● **Exercise goal**: Return the lines where the word "Administration" occurs.

● **Data entries**:
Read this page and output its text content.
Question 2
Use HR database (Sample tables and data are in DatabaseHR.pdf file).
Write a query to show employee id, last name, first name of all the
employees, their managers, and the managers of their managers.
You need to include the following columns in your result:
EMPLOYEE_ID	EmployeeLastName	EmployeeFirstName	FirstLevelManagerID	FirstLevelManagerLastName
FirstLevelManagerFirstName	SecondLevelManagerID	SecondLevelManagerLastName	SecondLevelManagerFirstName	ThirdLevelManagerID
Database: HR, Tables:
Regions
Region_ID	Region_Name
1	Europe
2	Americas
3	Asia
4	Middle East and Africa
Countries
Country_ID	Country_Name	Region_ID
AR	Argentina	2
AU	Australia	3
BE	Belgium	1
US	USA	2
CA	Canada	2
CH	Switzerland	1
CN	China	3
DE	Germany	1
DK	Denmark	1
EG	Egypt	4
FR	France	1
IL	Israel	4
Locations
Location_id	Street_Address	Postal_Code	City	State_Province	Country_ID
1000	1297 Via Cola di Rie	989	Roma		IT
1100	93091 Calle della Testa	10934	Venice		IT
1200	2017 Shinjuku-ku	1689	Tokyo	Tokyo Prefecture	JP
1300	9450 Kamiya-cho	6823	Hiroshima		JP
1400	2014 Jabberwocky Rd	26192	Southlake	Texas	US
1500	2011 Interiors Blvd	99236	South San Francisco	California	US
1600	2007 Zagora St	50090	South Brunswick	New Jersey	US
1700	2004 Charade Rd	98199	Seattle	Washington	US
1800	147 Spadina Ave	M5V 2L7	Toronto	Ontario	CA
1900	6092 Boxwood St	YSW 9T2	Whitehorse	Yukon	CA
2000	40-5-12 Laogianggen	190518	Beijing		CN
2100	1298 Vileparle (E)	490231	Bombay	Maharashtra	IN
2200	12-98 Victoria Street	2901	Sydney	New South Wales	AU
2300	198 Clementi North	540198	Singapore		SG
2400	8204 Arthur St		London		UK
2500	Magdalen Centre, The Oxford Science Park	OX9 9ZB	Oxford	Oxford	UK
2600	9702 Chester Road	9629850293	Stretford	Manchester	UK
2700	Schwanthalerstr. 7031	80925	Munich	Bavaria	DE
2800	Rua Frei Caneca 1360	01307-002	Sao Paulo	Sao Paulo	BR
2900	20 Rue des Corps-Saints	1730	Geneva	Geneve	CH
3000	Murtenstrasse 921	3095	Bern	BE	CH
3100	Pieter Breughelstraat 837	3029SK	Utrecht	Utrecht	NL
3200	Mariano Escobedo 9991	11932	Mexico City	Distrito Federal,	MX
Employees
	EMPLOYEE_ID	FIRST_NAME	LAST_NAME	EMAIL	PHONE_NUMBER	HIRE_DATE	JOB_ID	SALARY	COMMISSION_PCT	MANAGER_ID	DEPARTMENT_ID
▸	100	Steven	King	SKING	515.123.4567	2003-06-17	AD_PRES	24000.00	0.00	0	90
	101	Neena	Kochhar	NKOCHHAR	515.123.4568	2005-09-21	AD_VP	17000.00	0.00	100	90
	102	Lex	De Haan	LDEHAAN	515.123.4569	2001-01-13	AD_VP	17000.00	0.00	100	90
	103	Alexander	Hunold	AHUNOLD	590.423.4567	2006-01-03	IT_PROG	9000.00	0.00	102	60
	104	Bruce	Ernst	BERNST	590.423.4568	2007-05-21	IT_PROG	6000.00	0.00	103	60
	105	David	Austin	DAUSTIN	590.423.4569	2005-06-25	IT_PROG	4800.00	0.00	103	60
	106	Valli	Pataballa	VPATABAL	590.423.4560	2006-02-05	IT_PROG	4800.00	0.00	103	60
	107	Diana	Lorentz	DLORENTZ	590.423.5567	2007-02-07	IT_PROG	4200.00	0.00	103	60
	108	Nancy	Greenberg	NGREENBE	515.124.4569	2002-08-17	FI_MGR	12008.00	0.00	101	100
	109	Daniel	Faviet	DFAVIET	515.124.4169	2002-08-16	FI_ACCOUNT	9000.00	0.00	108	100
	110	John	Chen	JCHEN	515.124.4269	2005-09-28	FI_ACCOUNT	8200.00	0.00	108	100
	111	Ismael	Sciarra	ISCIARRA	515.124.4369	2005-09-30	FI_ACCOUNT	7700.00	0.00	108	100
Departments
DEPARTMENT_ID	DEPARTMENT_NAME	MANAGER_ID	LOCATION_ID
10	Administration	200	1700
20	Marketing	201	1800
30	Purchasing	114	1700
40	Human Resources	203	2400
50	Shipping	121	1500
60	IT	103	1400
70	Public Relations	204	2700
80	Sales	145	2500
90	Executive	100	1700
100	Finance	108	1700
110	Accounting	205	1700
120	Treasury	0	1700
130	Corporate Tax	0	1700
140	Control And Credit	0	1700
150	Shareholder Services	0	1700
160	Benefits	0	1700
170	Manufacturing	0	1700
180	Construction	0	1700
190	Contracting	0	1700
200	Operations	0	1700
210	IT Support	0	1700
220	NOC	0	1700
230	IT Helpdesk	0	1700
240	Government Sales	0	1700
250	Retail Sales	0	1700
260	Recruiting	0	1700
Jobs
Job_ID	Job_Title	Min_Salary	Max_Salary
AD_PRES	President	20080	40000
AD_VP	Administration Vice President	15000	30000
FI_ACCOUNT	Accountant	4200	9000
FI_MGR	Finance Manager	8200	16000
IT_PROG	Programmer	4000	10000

● **Correct answer**:
10	Administration	200	1700
AD_VP	Administration Vice President	15000	30000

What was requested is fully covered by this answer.